▸ **Figure record listings**:
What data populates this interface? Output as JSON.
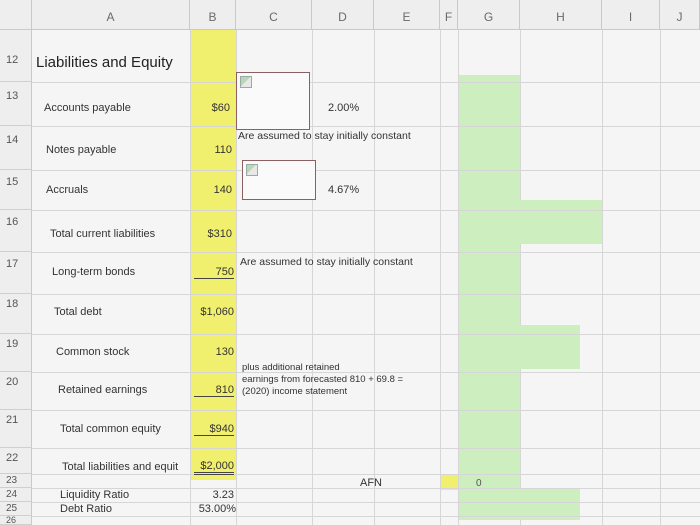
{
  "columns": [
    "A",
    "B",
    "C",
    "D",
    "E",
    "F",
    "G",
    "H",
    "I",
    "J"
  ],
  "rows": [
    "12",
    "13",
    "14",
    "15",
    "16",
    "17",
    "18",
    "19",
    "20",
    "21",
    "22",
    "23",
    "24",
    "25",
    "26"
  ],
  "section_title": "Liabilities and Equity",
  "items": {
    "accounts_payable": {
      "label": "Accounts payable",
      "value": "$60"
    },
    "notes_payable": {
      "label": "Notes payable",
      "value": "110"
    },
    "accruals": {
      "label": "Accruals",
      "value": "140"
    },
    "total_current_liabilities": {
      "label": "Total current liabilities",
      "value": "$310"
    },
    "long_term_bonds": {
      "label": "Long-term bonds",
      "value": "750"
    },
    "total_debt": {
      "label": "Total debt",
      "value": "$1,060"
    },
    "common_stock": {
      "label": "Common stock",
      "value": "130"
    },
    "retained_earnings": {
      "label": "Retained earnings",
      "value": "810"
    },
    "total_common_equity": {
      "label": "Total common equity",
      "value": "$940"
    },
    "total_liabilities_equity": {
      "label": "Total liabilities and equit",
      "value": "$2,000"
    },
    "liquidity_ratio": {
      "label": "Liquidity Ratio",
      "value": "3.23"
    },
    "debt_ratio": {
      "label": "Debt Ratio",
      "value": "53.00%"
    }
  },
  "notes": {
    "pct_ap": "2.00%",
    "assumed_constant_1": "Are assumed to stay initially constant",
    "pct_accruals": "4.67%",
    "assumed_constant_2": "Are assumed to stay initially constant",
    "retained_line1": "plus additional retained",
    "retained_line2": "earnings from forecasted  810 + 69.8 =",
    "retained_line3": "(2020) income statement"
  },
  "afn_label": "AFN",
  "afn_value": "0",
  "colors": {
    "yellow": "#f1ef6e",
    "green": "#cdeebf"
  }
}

▸ **Aim**: Copy the data word for word. Pictures do not go in the copy.

▸ **Exercise answer**:
What data populates this interface? Output as JSON.
{
  "columns": [
    "A",
    "B",
    "C",
    "D",
    "E",
    "F",
    "G",
    "H",
    "I",
    "J"
  ],
  "rows": [
    "12",
    "13",
    "14",
    "15",
    "16",
    "17",
    "18",
    "19",
    "20",
    "21",
    "22",
    "23",
    "24",
    "25",
    "26"
  ],
  "section_title": "Liabilities and Equity",
  "items": {
    "accounts_payable": {
      "label": "Accounts payable",
      "value": "$60"
    },
    "notes_payable": {
      "label": "Notes payable",
      "value": "110"
    },
    "accruals": {
      "label": "Accruals",
      "value": "140"
    },
    "total_current_liabilities": {
      "label": "Total current liabilities",
      "value": "$310"
    },
    "long_term_bonds": {
      "label": "Long-term bonds",
      "value": "750"
    },
    "total_debt": {
      "label": "Total debt",
      "value": "$1,060"
    },
    "common_stock": {
      "label": "Common stock",
      "value": "130"
    },
    "retained_earnings": {
      "label": "Retained earnings",
      "value": "810"
    },
    "total_common_equity": {
      "label": "Total common equity",
      "value": "$940"
    },
    "total_liabilities_equity": {
      "label": "Total liabilities and equit",
      "value": "$2,000"
    },
    "liquidity_ratio": {
      "label": "Liquidity Ratio",
      "value": "3.23"
    },
    "debt_ratio": {
      "label": "Debt Ratio",
      "value": "53.00%"
    }
  },
  "notes": {
    "pct_ap": "2.00%",
    "assumed_constant_1": "Are assumed to stay initially constant",
    "pct_accruals": "4.67%",
    "assumed_constant_2": "Are assumed to stay initially constant",
    "retained_line1": "plus additional retained",
    "retained_line2": "earnings from forecasted  810 + 69.8 =",
    "retained_line3": "(2020) income statement"
  },
  "afn_label": "AFN",
  "afn_value": "0",
  "colors": {
    "yellow": "#f1ef6e",
    "green": "#cdeebf"
  }
}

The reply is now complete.